#### [DATASET EXTRACT]

* * * *

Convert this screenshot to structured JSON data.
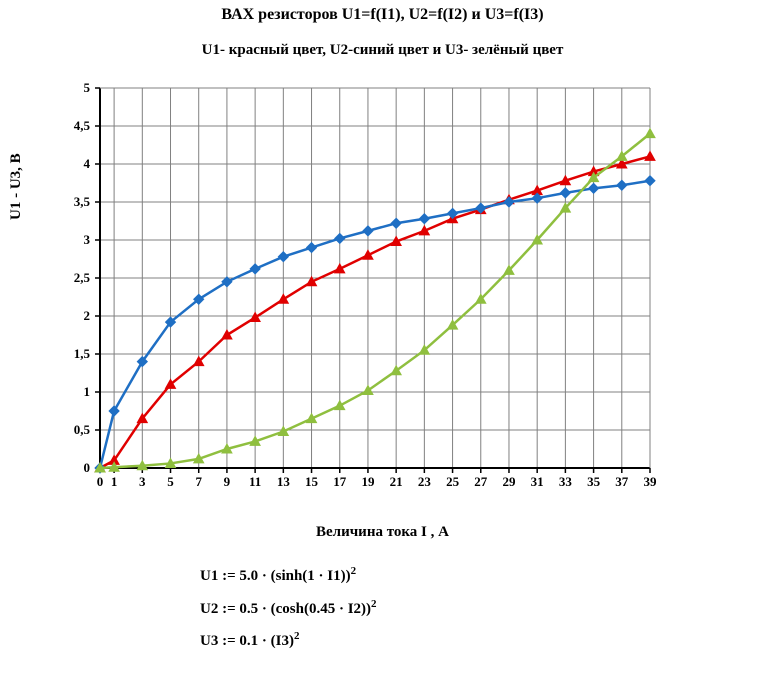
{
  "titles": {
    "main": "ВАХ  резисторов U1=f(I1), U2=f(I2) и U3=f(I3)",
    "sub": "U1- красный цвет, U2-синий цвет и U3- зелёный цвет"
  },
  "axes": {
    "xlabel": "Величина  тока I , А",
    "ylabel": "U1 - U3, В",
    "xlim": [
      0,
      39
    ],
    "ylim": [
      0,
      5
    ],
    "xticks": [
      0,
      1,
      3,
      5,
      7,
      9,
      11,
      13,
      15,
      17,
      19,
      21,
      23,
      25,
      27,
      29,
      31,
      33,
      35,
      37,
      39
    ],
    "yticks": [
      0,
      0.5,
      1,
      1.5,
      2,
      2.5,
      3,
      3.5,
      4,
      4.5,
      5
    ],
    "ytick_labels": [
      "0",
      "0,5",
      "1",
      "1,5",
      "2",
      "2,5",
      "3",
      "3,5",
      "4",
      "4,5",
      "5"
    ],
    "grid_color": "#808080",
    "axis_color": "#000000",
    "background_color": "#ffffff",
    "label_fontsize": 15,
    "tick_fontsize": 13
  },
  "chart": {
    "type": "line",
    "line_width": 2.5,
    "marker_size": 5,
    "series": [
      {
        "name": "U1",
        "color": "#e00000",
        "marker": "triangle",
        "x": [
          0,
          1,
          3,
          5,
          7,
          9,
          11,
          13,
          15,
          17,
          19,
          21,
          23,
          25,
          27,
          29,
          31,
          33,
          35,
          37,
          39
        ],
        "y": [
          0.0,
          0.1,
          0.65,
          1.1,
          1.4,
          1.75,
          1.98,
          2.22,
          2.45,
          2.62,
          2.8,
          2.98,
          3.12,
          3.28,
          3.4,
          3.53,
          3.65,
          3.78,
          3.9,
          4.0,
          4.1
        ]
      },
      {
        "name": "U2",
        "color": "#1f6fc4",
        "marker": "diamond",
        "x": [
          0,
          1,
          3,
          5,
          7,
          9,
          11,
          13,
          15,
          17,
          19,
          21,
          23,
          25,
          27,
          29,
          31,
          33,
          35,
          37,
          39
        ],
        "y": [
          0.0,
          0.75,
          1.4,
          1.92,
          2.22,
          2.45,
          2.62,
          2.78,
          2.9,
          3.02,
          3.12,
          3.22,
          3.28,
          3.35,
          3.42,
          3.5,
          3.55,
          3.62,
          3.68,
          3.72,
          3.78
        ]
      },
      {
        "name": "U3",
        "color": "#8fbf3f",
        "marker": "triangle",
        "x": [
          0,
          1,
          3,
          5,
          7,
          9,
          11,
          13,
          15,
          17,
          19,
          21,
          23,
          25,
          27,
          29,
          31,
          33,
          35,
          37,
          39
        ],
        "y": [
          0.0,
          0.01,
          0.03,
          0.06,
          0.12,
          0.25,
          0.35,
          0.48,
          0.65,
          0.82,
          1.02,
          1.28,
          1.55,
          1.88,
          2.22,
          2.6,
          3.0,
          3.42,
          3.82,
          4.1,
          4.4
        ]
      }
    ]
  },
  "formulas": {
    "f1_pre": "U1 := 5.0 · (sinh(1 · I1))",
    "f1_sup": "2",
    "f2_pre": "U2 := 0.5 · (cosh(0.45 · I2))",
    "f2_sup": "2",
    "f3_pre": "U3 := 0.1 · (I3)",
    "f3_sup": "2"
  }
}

* * * *

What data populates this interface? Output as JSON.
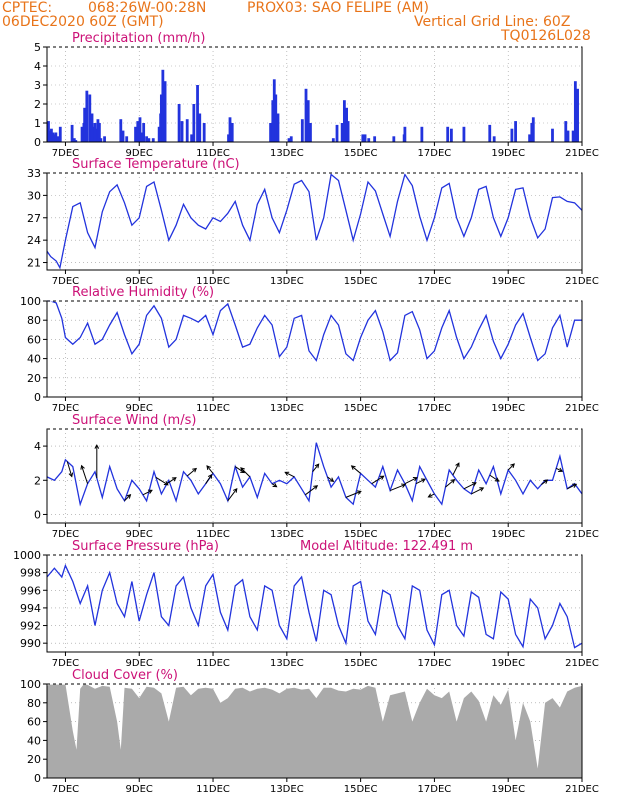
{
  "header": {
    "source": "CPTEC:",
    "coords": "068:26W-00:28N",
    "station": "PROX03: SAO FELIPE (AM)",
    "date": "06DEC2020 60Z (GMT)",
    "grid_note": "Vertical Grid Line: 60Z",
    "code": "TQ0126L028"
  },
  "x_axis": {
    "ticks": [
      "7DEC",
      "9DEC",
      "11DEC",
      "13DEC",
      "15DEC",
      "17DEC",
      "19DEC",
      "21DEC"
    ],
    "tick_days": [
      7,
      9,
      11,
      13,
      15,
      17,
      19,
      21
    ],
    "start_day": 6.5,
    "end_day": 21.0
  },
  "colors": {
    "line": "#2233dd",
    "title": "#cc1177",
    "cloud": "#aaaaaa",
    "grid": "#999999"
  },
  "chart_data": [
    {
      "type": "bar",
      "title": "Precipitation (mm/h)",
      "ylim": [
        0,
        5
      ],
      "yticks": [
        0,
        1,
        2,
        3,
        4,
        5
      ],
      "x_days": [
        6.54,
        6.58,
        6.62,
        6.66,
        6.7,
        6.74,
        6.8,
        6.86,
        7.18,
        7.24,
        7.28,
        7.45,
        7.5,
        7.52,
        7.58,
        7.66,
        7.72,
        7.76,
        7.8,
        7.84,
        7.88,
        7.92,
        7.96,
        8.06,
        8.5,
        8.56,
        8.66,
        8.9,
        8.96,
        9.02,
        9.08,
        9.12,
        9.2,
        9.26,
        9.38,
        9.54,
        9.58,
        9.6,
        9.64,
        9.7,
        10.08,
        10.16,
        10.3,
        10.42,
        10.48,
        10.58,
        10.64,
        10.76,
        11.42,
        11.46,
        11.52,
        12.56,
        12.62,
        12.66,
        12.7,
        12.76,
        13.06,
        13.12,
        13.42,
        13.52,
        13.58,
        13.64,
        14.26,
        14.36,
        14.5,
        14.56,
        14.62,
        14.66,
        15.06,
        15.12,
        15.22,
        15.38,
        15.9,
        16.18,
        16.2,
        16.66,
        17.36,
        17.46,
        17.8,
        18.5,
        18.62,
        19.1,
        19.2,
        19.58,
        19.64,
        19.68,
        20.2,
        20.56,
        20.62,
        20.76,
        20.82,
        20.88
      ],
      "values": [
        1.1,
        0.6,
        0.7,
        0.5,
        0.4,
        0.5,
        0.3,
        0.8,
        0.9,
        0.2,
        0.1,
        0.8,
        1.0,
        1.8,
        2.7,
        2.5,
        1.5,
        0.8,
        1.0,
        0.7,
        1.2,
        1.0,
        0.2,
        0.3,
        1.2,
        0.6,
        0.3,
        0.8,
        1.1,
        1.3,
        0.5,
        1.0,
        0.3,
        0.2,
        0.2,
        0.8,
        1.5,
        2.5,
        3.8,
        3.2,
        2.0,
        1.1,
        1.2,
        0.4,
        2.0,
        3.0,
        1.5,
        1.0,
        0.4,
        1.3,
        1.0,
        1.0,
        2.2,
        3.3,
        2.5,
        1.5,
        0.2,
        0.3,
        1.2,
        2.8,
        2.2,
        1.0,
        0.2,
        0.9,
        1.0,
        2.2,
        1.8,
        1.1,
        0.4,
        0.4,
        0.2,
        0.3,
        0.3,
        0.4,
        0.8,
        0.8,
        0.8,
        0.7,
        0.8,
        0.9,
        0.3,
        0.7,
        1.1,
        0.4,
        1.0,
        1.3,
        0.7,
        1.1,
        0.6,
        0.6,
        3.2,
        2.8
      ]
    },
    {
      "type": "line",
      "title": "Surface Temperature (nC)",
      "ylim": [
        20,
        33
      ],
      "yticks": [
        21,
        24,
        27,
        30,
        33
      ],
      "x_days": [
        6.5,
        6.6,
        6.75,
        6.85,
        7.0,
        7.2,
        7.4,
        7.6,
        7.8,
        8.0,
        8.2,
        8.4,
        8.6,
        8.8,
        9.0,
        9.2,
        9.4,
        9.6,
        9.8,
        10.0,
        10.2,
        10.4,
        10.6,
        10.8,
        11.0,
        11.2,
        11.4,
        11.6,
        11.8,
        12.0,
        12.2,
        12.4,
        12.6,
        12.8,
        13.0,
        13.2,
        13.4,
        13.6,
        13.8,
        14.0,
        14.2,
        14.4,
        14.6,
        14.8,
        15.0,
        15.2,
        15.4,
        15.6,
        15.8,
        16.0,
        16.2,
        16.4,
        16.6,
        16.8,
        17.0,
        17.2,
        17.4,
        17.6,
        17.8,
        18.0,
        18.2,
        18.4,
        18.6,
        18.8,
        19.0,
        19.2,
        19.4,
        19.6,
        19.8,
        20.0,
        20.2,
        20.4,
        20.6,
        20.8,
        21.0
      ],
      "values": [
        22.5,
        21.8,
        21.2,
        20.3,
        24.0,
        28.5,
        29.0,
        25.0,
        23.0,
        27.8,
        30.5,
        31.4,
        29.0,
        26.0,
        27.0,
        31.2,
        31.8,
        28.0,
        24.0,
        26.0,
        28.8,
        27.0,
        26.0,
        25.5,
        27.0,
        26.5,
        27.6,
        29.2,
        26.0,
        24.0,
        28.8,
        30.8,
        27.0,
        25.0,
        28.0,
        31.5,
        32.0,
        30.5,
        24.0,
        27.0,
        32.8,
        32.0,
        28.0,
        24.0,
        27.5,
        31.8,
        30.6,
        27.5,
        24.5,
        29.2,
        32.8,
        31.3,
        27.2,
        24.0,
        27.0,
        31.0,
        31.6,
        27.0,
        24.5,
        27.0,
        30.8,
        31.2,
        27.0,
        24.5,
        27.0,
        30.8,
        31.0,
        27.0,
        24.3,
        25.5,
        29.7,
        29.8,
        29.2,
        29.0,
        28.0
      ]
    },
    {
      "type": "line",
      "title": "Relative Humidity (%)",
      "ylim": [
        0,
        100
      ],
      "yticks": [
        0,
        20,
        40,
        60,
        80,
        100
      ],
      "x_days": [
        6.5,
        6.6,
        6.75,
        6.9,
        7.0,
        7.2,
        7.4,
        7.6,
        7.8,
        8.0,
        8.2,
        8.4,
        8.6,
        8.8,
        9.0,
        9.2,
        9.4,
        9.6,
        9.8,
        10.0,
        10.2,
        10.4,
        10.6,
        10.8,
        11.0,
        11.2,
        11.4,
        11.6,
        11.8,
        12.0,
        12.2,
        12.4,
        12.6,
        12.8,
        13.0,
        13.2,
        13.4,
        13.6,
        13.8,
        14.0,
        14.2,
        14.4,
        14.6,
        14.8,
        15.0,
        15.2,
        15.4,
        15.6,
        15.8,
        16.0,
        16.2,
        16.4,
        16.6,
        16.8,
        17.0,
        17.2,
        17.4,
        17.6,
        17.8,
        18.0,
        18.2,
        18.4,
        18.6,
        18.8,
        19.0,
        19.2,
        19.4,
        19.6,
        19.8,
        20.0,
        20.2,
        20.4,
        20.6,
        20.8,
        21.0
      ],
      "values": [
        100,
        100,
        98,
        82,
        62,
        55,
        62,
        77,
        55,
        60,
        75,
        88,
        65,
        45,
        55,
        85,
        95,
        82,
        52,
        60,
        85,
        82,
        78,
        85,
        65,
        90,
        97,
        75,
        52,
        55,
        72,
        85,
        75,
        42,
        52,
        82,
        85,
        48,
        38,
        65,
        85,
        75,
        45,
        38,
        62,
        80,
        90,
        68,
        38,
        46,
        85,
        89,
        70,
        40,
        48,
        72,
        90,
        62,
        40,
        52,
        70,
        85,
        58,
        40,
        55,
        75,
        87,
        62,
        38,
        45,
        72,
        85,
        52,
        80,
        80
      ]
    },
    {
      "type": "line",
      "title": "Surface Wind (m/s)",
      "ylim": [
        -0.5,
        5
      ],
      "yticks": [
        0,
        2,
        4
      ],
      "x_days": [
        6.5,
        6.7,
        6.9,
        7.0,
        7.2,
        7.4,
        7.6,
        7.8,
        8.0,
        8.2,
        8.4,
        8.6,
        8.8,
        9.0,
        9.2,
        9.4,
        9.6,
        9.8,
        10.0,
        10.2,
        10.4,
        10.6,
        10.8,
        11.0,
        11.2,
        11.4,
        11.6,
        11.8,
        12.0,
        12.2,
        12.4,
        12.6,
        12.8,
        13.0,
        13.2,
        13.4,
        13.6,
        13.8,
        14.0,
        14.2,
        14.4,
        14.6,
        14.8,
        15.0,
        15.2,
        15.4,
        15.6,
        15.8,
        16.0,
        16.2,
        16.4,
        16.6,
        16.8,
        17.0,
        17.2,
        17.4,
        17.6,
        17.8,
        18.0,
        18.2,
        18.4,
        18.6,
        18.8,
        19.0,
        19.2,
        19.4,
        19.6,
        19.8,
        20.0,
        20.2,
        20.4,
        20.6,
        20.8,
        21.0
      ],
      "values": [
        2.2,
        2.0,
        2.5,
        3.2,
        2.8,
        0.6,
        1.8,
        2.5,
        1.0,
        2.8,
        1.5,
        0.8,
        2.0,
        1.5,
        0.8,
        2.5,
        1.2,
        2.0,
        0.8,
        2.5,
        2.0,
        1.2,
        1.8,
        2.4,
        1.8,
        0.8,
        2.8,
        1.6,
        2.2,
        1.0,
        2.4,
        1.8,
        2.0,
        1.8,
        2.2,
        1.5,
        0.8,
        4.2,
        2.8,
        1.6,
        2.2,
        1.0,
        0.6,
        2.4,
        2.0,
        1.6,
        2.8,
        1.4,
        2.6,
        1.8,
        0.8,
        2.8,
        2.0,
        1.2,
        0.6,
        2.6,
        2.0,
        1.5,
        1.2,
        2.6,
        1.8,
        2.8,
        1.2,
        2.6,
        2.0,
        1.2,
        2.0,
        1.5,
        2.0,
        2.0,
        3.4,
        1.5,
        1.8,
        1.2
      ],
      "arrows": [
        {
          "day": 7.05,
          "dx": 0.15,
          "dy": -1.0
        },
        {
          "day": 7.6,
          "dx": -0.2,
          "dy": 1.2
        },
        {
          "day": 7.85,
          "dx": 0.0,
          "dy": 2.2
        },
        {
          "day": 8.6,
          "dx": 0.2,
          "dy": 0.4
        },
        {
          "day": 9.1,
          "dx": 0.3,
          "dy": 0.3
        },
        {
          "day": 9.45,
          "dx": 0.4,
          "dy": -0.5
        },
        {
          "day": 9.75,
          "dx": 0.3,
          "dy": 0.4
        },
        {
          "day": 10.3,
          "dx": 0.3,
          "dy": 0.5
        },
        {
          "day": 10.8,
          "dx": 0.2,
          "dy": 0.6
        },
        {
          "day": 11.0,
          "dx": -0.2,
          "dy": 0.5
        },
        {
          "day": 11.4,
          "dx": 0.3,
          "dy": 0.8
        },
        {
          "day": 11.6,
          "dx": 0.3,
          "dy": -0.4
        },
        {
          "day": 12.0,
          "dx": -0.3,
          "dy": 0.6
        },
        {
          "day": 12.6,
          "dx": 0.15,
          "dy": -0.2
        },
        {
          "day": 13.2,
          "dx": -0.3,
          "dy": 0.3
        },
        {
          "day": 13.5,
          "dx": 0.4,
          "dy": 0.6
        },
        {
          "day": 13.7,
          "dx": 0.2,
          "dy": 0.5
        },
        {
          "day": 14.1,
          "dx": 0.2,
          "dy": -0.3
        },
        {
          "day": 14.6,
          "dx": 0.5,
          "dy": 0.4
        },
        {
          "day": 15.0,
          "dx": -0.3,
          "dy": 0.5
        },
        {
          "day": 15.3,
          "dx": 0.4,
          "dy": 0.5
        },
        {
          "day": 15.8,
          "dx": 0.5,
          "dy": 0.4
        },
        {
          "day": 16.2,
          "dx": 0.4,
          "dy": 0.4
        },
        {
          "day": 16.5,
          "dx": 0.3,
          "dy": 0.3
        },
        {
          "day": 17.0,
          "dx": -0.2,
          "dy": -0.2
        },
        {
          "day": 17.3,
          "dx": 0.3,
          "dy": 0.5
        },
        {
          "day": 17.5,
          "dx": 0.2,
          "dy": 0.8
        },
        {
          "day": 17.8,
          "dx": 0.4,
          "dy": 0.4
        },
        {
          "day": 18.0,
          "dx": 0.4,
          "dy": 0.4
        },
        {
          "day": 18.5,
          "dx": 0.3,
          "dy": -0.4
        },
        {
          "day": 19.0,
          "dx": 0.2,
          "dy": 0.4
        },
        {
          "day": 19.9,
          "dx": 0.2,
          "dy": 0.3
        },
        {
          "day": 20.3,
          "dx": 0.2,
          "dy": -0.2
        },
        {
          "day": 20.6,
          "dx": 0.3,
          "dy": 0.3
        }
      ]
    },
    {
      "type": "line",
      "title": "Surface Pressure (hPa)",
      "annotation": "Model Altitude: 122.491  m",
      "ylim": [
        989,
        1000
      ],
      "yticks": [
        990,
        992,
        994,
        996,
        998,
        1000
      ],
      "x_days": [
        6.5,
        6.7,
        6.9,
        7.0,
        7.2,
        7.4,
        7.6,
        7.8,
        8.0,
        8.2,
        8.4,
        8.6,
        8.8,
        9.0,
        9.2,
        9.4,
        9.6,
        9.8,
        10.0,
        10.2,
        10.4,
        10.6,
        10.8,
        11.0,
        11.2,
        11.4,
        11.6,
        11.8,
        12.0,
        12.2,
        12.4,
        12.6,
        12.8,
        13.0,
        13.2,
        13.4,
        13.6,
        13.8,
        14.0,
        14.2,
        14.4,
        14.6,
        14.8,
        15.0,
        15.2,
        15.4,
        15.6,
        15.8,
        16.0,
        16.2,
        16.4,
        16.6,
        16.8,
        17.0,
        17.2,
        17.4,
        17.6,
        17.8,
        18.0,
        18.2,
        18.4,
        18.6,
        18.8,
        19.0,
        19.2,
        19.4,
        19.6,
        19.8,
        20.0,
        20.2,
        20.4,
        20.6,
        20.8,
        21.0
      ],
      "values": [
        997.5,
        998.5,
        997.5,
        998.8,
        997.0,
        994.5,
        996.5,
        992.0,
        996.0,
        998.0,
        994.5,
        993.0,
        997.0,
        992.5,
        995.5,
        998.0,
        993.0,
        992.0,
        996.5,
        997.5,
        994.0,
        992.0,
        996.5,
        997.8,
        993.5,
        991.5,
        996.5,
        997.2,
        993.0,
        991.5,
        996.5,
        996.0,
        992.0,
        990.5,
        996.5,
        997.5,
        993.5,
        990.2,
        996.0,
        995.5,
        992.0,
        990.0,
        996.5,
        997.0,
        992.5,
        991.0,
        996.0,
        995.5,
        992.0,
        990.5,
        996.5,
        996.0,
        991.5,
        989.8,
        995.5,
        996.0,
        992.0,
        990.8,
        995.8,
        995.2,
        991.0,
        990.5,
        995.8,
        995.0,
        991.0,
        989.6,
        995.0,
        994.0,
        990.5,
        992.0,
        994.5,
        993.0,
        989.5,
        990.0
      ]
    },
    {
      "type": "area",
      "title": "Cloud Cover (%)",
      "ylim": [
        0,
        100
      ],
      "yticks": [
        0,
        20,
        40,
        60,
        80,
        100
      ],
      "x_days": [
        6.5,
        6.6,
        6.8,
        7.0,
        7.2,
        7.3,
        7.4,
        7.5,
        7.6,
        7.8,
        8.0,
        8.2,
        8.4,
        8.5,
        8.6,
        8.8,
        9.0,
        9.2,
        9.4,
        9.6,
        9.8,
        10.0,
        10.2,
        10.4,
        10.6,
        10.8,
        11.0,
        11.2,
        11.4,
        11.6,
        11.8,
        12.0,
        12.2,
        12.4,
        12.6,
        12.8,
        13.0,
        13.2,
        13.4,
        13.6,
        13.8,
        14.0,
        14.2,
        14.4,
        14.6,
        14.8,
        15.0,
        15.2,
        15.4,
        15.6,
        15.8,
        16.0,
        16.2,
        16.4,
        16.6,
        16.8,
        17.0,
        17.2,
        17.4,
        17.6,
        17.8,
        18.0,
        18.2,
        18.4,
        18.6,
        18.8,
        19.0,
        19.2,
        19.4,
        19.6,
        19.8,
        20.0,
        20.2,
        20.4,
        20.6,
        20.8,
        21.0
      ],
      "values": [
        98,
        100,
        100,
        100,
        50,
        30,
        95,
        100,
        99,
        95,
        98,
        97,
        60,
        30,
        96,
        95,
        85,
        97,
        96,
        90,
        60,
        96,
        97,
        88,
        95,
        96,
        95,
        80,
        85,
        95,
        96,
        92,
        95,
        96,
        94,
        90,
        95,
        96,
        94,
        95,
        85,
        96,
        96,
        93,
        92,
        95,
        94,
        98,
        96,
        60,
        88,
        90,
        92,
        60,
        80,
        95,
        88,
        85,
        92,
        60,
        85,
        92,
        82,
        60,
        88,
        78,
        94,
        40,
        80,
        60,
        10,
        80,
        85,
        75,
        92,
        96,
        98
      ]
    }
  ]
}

* * * *

#### [WHAT IS NEEDED]
Copy each line from the data above that includes "this".

#### [EXERCISE RESULT]
Convert this screenshot to structured JSON data.
What data populates this interface? Output as JSON.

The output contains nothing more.